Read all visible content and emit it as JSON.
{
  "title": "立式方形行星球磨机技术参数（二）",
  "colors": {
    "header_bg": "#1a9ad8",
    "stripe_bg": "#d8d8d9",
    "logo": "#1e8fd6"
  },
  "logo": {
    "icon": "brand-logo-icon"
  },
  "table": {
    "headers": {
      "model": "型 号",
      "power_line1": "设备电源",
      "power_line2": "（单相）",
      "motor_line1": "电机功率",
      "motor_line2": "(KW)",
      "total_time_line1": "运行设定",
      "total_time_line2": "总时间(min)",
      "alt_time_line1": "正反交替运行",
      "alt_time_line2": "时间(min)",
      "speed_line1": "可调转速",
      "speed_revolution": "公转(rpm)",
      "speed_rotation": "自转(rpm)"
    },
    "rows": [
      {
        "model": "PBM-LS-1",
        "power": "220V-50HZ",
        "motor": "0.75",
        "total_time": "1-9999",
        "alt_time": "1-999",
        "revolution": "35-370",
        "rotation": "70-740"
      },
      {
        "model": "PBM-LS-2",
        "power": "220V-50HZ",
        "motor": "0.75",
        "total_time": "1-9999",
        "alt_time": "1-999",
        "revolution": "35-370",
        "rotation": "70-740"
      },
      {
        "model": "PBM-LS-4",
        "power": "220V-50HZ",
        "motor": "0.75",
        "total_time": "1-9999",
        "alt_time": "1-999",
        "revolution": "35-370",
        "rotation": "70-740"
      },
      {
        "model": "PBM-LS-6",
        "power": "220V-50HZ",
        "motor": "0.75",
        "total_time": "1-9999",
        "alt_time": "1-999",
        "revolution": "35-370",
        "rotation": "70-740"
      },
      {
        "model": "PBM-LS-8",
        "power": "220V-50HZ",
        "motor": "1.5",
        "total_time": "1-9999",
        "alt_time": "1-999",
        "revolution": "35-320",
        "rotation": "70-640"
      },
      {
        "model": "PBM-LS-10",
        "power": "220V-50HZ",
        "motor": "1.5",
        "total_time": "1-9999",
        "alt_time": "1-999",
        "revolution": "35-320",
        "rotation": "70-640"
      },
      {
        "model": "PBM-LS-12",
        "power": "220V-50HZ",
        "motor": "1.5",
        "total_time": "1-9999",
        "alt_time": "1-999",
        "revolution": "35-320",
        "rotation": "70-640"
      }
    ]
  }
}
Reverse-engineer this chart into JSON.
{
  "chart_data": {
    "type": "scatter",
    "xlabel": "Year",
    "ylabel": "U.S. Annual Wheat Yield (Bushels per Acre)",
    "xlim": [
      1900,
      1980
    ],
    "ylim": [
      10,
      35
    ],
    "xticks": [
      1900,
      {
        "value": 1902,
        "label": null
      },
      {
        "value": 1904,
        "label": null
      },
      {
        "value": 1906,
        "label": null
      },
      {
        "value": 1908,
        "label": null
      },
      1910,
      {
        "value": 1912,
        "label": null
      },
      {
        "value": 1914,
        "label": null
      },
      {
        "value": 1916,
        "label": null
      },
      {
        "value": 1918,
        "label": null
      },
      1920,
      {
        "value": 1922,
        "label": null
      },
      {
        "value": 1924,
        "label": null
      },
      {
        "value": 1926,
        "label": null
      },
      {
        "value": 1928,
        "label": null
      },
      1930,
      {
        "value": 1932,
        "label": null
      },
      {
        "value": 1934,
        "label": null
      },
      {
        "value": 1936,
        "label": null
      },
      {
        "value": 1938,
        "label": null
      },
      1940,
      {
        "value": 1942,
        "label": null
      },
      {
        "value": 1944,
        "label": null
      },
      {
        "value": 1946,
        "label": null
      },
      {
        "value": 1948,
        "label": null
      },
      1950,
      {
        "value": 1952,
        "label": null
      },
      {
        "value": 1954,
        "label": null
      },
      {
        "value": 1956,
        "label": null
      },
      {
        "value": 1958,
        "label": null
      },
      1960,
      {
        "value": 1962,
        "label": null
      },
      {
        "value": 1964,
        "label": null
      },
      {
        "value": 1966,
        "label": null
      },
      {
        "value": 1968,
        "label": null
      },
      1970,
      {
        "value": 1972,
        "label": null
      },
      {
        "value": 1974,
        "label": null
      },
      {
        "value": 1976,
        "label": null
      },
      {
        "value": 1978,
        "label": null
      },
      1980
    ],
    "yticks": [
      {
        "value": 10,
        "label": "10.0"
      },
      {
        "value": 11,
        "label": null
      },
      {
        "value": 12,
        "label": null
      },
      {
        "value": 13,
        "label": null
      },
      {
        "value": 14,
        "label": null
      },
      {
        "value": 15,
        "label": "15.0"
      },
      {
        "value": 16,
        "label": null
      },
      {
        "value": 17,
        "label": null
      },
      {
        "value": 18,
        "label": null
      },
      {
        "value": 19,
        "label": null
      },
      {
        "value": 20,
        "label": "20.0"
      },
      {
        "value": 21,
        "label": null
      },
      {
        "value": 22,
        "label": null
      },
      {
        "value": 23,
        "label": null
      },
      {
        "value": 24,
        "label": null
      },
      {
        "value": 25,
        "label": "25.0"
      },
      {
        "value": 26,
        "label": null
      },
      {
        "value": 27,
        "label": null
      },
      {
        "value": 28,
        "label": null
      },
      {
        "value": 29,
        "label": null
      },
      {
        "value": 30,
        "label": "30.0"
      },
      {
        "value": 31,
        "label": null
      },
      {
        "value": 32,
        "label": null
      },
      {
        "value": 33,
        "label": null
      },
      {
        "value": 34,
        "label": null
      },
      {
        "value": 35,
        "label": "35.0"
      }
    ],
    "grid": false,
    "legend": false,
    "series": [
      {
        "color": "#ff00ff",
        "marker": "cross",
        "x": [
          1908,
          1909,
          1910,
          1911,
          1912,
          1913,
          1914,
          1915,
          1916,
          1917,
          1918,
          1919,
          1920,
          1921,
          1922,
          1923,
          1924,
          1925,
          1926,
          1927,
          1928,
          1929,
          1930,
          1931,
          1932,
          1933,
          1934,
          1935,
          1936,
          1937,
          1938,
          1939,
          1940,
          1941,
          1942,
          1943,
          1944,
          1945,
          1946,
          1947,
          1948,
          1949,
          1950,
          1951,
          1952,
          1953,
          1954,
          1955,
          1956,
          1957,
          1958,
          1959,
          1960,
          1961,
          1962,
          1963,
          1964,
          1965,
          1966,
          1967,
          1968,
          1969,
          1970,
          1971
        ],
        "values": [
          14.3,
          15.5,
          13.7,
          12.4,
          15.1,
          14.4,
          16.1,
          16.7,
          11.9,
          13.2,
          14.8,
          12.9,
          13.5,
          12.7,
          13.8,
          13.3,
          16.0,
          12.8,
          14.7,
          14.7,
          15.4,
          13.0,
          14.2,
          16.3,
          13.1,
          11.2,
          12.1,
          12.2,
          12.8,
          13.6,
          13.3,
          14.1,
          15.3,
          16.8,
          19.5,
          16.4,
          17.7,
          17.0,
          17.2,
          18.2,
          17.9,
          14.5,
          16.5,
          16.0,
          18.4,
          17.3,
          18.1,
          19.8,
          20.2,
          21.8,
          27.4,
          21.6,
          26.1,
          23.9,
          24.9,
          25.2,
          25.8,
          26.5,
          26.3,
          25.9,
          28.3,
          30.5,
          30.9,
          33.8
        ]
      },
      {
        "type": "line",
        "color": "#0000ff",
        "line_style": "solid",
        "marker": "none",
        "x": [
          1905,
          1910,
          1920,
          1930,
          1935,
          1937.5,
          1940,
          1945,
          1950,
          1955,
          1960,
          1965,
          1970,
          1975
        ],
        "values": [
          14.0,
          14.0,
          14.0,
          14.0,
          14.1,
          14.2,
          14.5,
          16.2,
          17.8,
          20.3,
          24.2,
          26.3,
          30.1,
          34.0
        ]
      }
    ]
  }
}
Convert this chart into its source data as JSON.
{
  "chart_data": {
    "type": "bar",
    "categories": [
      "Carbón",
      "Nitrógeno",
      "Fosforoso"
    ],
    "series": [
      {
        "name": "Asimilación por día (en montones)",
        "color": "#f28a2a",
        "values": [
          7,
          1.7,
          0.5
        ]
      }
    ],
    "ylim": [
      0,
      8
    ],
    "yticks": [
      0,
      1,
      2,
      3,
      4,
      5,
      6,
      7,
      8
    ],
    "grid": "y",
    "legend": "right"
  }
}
++++
DESCRIPTION OF THE TASK. In the entries above, locate every line with the word "into" and copy it.

COMPLETE ANSWER.
Reverse-engineer this chart into JSON.
Convert this chart into its source data as JSON.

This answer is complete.